--- Begin Record extracts ---

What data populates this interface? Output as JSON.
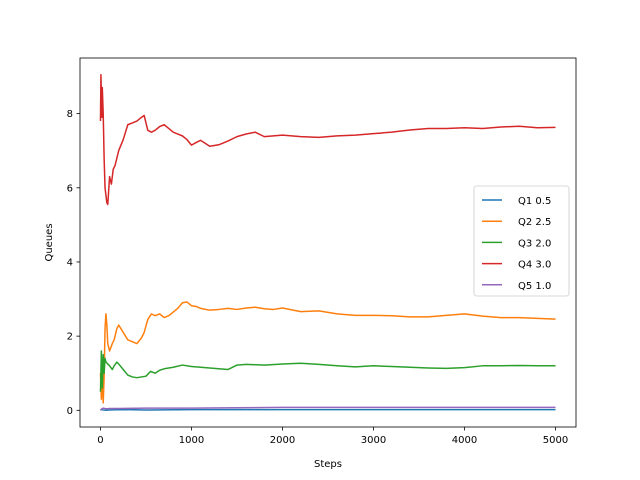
{
  "chart_data": {
    "type": "line",
    "title": "",
    "xlabel": "Steps",
    "ylabel": "Queues",
    "xlim": [
      -225,
      5225
    ],
    "ylim": [
      -0.45,
      9.5
    ],
    "xticks": [
      0,
      1000,
      2000,
      3000,
      4000,
      5000
    ],
    "yticks": [
      0,
      2,
      4,
      6,
      8
    ],
    "xtick_labels": [
      "0",
      "1000",
      "2000",
      "3000",
      "4000",
      "5000"
    ],
    "ytick_labels": [
      "0",
      "2",
      "4",
      "6",
      "8"
    ],
    "grid": false,
    "legend_position": "center-right",
    "series": [
      {
        "name": "Q1 0.5",
        "color": "#1f77b4",
        "x": [
          0,
          10,
          30,
          60,
          100,
          200,
          500,
          1000,
          2000,
          3000,
          4000,
          5000
        ],
        "y": [
          0.0,
          0.02,
          0.01,
          0.0,
          0.01,
          0.02,
          0.01,
          0.02,
          0.02,
          0.02,
          0.02,
          0.02
        ]
      },
      {
        "name": "Q2 2.5",
        "color": "#ff7f0e",
        "x": [
          0,
          10,
          20,
          30,
          40,
          50,
          60,
          70,
          80,
          100,
          130,
          150,
          180,
          200,
          250,
          300,
          350,
          400,
          450,
          480,
          520,
          560,
          600,
          650,
          700,
          750,
          800,
          850,
          900,
          950,
          1000,
          1050,
          1100,
          1200,
          1300,
          1400,
          1500,
          1600,
          1700,
          1800,
          1900,
          2000,
          2200,
          2400,
          2600,
          2800,
          3000,
          3200,
          3400,
          3600,
          3800,
          4000,
          4200,
          4400,
          4600,
          4800,
          5000
        ],
        "y": [
          1.0,
          0.3,
          1.2,
          0.2,
          0.9,
          2.2,
          2.6,
          2.3,
          1.8,
          1.6,
          1.8,
          1.9,
          2.2,
          2.3,
          2.1,
          1.9,
          1.85,
          1.8,
          1.95,
          2.1,
          2.45,
          2.6,
          2.55,
          2.6,
          2.5,
          2.55,
          2.65,
          2.75,
          2.9,
          2.92,
          2.82,
          2.8,
          2.75,
          2.7,
          2.72,
          2.75,
          2.72,
          2.76,
          2.78,
          2.74,
          2.72,
          2.76,
          2.66,
          2.68,
          2.6,
          2.56,
          2.56,
          2.55,
          2.52,
          2.52,
          2.56,
          2.6,
          2.54,
          2.5,
          2.5,
          2.48,
          2.46
        ]
      },
      {
        "name": "Q3 2.0",
        "color": "#2ca02c",
        "x": [
          0,
          10,
          20,
          30,
          40,
          50,
          60,
          80,
          100,
          130,
          150,
          180,
          200,
          250,
          300,
          350,
          400,
          450,
          500,
          550,
          600,
          650,
          700,
          800,
          900,
          1000,
          1100,
          1200,
          1300,
          1400,
          1500,
          1600,
          1800,
          2000,
          2100,
          2200,
          2400,
          2600,
          2800,
          3000,
          3200,
          3400,
          3600,
          3800,
          4000,
          4200,
          4400,
          4600,
          4800,
          5000
        ],
        "y": [
          0.5,
          1.6,
          0.6,
          1.5,
          1.0,
          1.4,
          1.3,
          1.25,
          1.2,
          1.1,
          1.2,
          1.3,
          1.25,
          1.1,
          0.95,
          0.9,
          0.88,
          0.9,
          0.92,
          1.05,
          1.0,
          1.08,
          1.12,
          1.16,
          1.22,
          1.18,
          1.16,
          1.14,
          1.12,
          1.1,
          1.22,
          1.24,
          1.22,
          1.25,
          1.26,
          1.27,
          1.24,
          1.2,
          1.17,
          1.2,
          1.18,
          1.16,
          1.14,
          1.13,
          1.15,
          1.2,
          1.2,
          1.21,
          1.2,
          1.2
        ]
      },
      {
        "name": "Q4 3.0",
        "color": "#d62728",
        "x": [
          0,
          5,
          10,
          15,
          20,
          30,
          40,
          50,
          60,
          70,
          80,
          100,
          120,
          140,
          160,
          180,
          200,
          250,
          300,
          350,
          400,
          450,
          480,
          520,
          560,
          600,
          650,
          700,
          750,
          800,
          850,
          900,
          950,
          1000,
          1050,
          1100,
          1150,
          1200,
          1300,
          1400,
          1500,
          1600,
          1700,
          1800,
          1900,
          2000,
          2200,
          2400,
          2600,
          2800,
          3000,
          3200,
          3400,
          3600,
          3800,
          4000,
          4200,
          4400,
          4600,
          4800,
          5000
        ],
        "y": [
          7.8,
          9.05,
          8.5,
          7.9,
          8.7,
          8.0,
          6.8,
          6.0,
          5.8,
          5.6,
          5.55,
          6.3,
          6.1,
          6.5,
          6.6,
          6.8,
          7.0,
          7.3,
          7.7,
          7.75,
          7.8,
          7.9,
          7.95,
          7.55,
          7.5,
          7.55,
          7.65,
          7.7,
          7.6,
          7.5,
          7.45,
          7.4,
          7.3,
          7.15,
          7.22,
          7.28,
          7.2,
          7.12,
          7.16,
          7.26,
          7.38,
          7.45,
          7.5,
          7.38,
          7.4,
          7.42,
          7.38,
          7.36,
          7.4,
          7.42,
          7.46,
          7.5,
          7.56,
          7.6,
          7.6,
          7.62,
          7.6,
          7.64,
          7.66,
          7.62,
          7.63
        ]
      },
      {
        "name": "Q5 1.0",
        "color": "#9467bd",
        "x": [
          0,
          10,
          30,
          60,
          100,
          200,
          500,
          1000,
          1500,
          2000,
          2500,
          3000,
          4000,
          5000
        ],
        "y": [
          0.0,
          0.03,
          0.06,
          0.04,
          0.05,
          0.05,
          0.06,
          0.06,
          0.07,
          0.08,
          0.08,
          0.08,
          0.08,
          0.08
        ]
      }
    ]
  }
}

--- End Record extracts ---

(Exercise brief): Can you retype every record above exactly, leaving out the pictures?

(Written solution):
What data populates this interface? Output as JSON.
{
  "chart_data": {
    "type": "line",
    "title": "",
    "xlabel": "Steps",
    "ylabel": "Queues",
    "xlim": [
      -225,
      5225
    ],
    "ylim": [
      -0.45,
      9.5
    ],
    "xticks": [
      0,
      1000,
      2000,
      3000,
      4000,
      5000
    ],
    "yticks": [
      0,
      2,
      4,
      6,
      8
    ],
    "xtick_labels": [
      "0",
      "1000",
      "2000",
      "3000",
      "4000",
      "5000"
    ],
    "ytick_labels": [
      "0",
      "2",
      "4",
      "6",
      "8"
    ],
    "grid": false,
    "legend_position": "center-right",
    "series": [
      {
        "name": "Q1 0.5",
        "color": "#1f77b4",
        "x": [
          0,
          10,
          30,
          60,
          100,
          200,
          500,
          1000,
          2000,
          3000,
          4000,
          5000
        ],
        "y": [
          0.0,
          0.02,
          0.01,
          0.0,
          0.01,
          0.02,
          0.01,
          0.02,
          0.02,
          0.02,
          0.02,
          0.02
        ]
      },
      {
        "name": "Q2 2.5",
        "color": "#ff7f0e",
        "x": [
          0,
          10,
          20,
          30,
          40,
          50,
          60,
          70,
          80,
          100,
          130,
          150,
          180,
          200,
          250,
          300,
          350,
          400,
          450,
          480,
          520,
          560,
          600,
          650,
          700,
          750,
          800,
          850,
          900,
          950,
          1000,
          1050,
          1100,
          1200,
          1300,
          1400,
          1500,
          1600,
          1700,
          1800,
          1900,
          2000,
          2200,
          2400,
          2600,
          2800,
          3000,
          3200,
          3400,
          3600,
          3800,
          4000,
          4200,
          4400,
          4600,
          4800,
          5000
        ],
        "y": [
          1.0,
          0.3,
          1.2,
          0.2,
          0.9,
          2.2,
          2.6,
          2.3,
          1.8,
          1.6,
          1.8,
          1.9,
          2.2,
          2.3,
          2.1,
          1.9,
          1.85,
          1.8,
          1.95,
          2.1,
          2.45,
          2.6,
          2.55,
          2.6,
          2.5,
          2.55,
          2.65,
          2.75,
          2.9,
          2.92,
          2.82,
          2.8,
          2.75,
          2.7,
          2.72,
          2.75,
          2.72,
          2.76,
          2.78,
          2.74,
          2.72,
          2.76,
          2.66,
          2.68,
          2.6,
          2.56,
          2.56,
          2.55,
          2.52,
          2.52,
          2.56,
          2.6,
          2.54,
          2.5,
          2.5,
          2.48,
          2.46
        ]
      },
      {
        "name": "Q3 2.0",
        "color": "#2ca02c",
        "x": [
          0,
          10,
          20,
          30,
          40,
          50,
          60,
          80,
          100,
          130,
          150,
          180,
          200,
          250,
          300,
          350,
          400,
          450,
          500,
          550,
          600,
          650,
          700,
          800,
          900,
          1000,
          1100,
          1200,
          1300,
          1400,
          1500,
          1600,
          1800,
          2000,
          2100,
          2200,
          2400,
          2600,
          2800,
          3000,
          3200,
          3400,
          3600,
          3800,
          4000,
          4200,
          4400,
          4600,
          4800,
          5000
        ],
        "y": [
          0.5,
          1.6,
          0.6,
          1.5,
          1.0,
          1.4,
          1.3,
          1.25,
          1.2,
          1.1,
          1.2,
          1.3,
          1.25,
          1.1,
          0.95,
          0.9,
          0.88,
          0.9,
          0.92,
          1.05,
          1.0,
          1.08,
          1.12,
          1.16,
          1.22,
          1.18,
          1.16,
          1.14,
          1.12,
          1.1,
          1.22,
          1.24,
          1.22,
          1.25,
          1.26,
          1.27,
          1.24,
          1.2,
          1.17,
          1.2,
          1.18,
          1.16,
          1.14,
          1.13,
          1.15,
          1.2,
          1.2,
          1.21,
          1.2,
          1.2
        ]
      },
      {
        "name": "Q4 3.0",
        "color": "#d62728",
        "x": [
          0,
          5,
          10,
          15,
          20,
          30,
          40,
          50,
          60,
          70,
          80,
          100,
          120,
          140,
          160,
          180,
          200,
          250,
          300,
          350,
          400,
          450,
          480,
          520,
          560,
          600,
          650,
          700,
          750,
          800,
          850,
          900,
          950,
          1000,
          1050,
          1100,
          1150,
          1200,
          1300,
          1400,
          1500,
          1600,
          1700,
          1800,
          1900,
          2000,
          2200,
          2400,
          2600,
          2800,
          3000,
          3200,
          3400,
          3600,
          3800,
          4000,
          4200,
          4400,
          4600,
          4800,
          5000
        ],
        "y": [
          7.8,
          9.05,
          8.5,
          7.9,
          8.7,
          8.0,
          6.8,
          6.0,
          5.8,
          5.6,
          5.55,
          6.3,
          6.1,
          6.5,
          6.6,
          6.8,
          7.0,
          7.3,
          7.7,
          7.75,
          7.8,
          7.9,
          7.95,
          7.55,
          7.5,
          7.55,
          7.65,
          7.7,
          7.6,
          7.5,
          7.45,
          7.4,
          7.3,
          7.15,
          7.22,
          7.28,
          7.2,
          7.12,
          7.16,
          7.26,
          7.38,
          7.45,
          7.5,
          7.38,
          7.4,
          7.42,
          7.38,
          7.36,
          7.4,
          7.42,
          7.46,
          7.5,
          7.56,
          7.6,
          7.6,
          7.62,
          7.6,
          7.64,
          7.66,
          7.62,
          7.63
        ]
      },
      {
        "name": "Q5 1.0",
        "color": "#9467bd",
        "x": [
          0,
          10,
          30,
          60,
          100,
          200,
          500,
          1000,
          1500,
          2000,
          2500,
          3000,
          4000,
          5000
        ],
        "y": [
          0.0,
          0.03,
          0.06,
          0.04,
          0.05,
          0.05,
          0.06,
          0.06,
          0.07,
          0.08,
          0.08,
          0.08,
          0.08,
          0.08
        ]
      }
    ]
  }
}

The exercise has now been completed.